[Saved entries]
════════════════════

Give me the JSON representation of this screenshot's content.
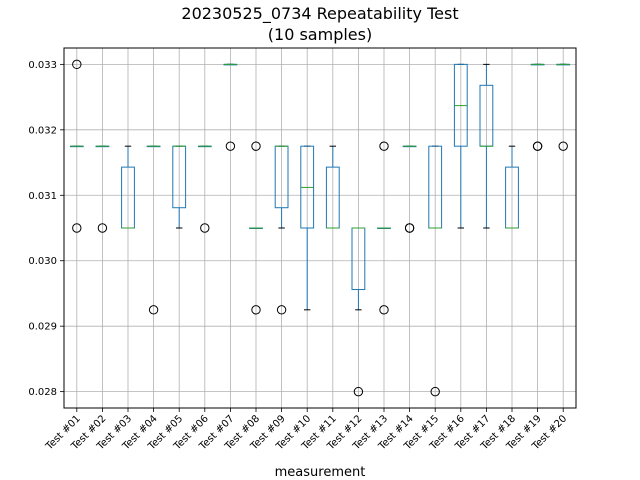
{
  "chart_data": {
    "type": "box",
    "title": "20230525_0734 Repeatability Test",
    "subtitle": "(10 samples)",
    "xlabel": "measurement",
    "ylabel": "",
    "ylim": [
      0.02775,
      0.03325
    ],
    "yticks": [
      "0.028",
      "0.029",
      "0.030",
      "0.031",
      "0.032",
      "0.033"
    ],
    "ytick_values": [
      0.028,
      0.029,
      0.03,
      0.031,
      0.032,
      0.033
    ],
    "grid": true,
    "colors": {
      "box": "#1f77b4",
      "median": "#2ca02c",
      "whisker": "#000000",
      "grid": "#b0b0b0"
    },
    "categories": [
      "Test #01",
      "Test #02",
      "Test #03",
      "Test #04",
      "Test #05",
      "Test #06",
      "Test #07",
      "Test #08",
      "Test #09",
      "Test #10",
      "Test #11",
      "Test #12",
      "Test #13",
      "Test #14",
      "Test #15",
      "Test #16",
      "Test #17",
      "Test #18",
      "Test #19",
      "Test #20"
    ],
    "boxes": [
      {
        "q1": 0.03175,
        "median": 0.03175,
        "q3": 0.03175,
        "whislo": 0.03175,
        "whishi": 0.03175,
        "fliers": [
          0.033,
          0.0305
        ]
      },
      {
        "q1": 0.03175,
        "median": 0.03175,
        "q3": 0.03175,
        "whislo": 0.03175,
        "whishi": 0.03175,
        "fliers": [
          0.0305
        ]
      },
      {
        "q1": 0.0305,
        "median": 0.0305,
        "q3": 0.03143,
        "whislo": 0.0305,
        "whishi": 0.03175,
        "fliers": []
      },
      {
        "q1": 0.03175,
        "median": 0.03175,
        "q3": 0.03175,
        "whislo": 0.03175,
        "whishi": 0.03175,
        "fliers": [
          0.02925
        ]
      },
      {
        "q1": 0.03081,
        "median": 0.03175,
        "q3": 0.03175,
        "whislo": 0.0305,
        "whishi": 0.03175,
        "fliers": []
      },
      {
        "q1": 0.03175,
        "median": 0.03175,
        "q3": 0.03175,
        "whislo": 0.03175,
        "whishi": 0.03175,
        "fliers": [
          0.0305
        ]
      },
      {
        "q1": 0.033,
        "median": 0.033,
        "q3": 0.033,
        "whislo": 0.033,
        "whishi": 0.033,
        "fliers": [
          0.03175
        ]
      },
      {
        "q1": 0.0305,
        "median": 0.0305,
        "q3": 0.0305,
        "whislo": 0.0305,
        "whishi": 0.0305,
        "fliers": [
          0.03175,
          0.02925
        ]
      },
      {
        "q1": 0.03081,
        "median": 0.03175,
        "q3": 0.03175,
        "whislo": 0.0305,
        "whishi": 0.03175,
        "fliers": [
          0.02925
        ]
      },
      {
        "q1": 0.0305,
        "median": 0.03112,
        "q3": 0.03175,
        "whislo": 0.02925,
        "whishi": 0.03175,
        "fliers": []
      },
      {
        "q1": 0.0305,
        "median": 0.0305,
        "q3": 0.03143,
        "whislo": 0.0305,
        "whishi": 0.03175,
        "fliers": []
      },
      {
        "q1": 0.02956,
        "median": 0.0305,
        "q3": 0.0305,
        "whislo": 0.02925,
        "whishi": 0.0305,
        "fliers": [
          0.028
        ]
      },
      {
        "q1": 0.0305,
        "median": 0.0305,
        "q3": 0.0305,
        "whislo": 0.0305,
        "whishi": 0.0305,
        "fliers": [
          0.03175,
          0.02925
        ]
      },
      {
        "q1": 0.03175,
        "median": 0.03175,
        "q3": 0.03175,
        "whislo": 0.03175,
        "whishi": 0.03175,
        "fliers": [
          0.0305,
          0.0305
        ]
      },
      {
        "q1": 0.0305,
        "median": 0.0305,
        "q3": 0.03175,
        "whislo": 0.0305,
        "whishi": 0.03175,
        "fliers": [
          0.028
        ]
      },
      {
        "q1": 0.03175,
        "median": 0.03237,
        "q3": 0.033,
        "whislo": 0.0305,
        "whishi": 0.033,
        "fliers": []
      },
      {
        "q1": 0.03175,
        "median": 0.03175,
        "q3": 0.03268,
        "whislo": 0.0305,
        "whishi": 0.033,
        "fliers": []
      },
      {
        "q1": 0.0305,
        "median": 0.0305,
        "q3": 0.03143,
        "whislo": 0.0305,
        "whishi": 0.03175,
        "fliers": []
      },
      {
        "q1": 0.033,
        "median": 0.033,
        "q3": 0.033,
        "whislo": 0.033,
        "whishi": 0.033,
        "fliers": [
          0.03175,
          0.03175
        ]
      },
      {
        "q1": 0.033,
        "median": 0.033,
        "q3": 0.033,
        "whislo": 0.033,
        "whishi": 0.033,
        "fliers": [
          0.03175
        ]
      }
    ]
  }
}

════════════════════

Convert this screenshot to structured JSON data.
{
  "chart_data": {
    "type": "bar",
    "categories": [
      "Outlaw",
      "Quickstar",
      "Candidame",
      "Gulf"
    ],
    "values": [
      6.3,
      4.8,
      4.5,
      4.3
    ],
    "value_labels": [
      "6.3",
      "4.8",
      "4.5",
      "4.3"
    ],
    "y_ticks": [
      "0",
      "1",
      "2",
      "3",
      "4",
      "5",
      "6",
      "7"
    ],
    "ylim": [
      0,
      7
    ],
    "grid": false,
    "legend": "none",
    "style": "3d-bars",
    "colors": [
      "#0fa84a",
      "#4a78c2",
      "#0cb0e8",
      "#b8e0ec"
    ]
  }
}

════════════════════

WHAT NEEDS TO BE DONE: Check each line above for the word "this" and say how many have it, with nothing else.

EXERCISE RESPONSE: 2